§ Required work: Copy nothing but the text: repeat each entry exactly and drop the images.

[start Listed entries]

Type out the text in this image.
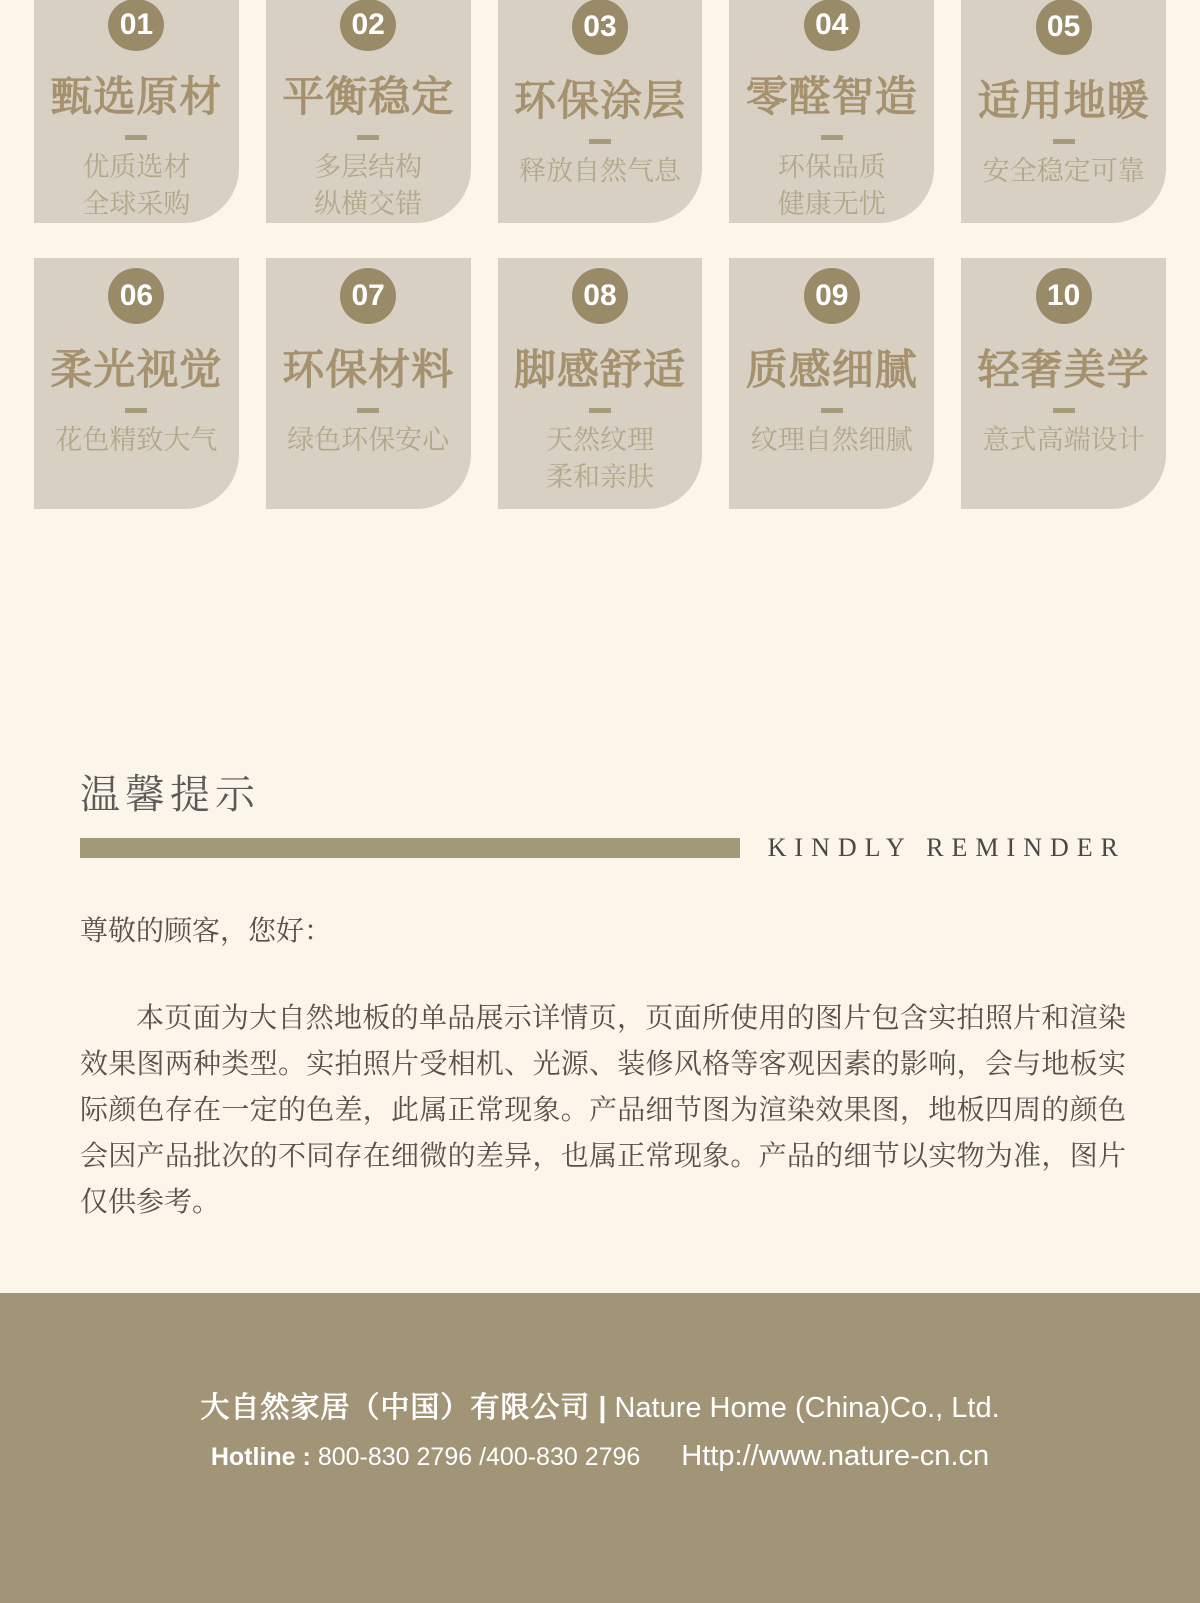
01
甄选原材
优质选材
全球采购
02
平衡稳定
多层结构
纵横交错
03
环保涂层
释放自然气息
04
零醛智造
环保品质
健康无忧
05
适用地暖
安全稳定可靠
06
柔光视觉
花色精致大气
07
环保材料
绿色环保安心
08
脚感舒适
天然纹理
柔和亲肤
09
质感细腻
纹理自然细腻
10
轻奢美学
意式高端设计
温馨提示
KINDLY REMINDER

尊敬的顾客，您好：

本页面为大自然地板的单品展示详情页，页面所使用的图片包含实拍照片和渲染效果图两种类型。实拍照片受相机、光源、装修风格等客观因素的影响，会与地板实际颜色存在一定的色差，此属正常现象。产品细节图为渲染效果图，地板四周的颜色会因产品批次的不同存在细微的差异，也属正常现象。产品的细节以实物为准，图片仅供参考。

大自然家居（中国）有限公司 | Nature Home (China)Co., Ltd.
Hotline : 800-830 2796 /400-830 2796 Http://www.nature-cn.cn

[end Listed entries]

§ Result:
Type out the text in this image.
01
甄选原材
优质选材
全球采购
02
平衡稳定
多层结构
纵横交错
03
环保涂层
释放自然气息
04
零醛智造
环保品质
健康无忧
05
适用地暖
安全稳定可靠
06
柔光视觉
花色精致大气
07
环保材料
绿色环保安心
08
脚感舒适
天然纹理
柔和亲肤
09
质感细腻
纹理自然细腻
10
轻奢美学
意式高端设计
温馨提示
KINDLY REMINDER

尊敬的顾客，您好：

本页面为大自然地板的单品展示详情页，页面所使用的图片包含实拍照片和渲染效果图两种类型。实拍照片受相机、光源、装修风格等客观因素的影响，会与地板实际颜色存在一定的色差，此属正常现象。产品细节图为渲染效果图，地板四周的颜色会因产品批次的不同存在细微的差异，也属正常现象。产品的细节以实物为准，图片仅供参考。

大自然家居（中国）有限公司 | Nature Home (China)Co., Ltd.
Hotline : 800-830 2796 /400-830 2796 Http://www.nature-cn.cn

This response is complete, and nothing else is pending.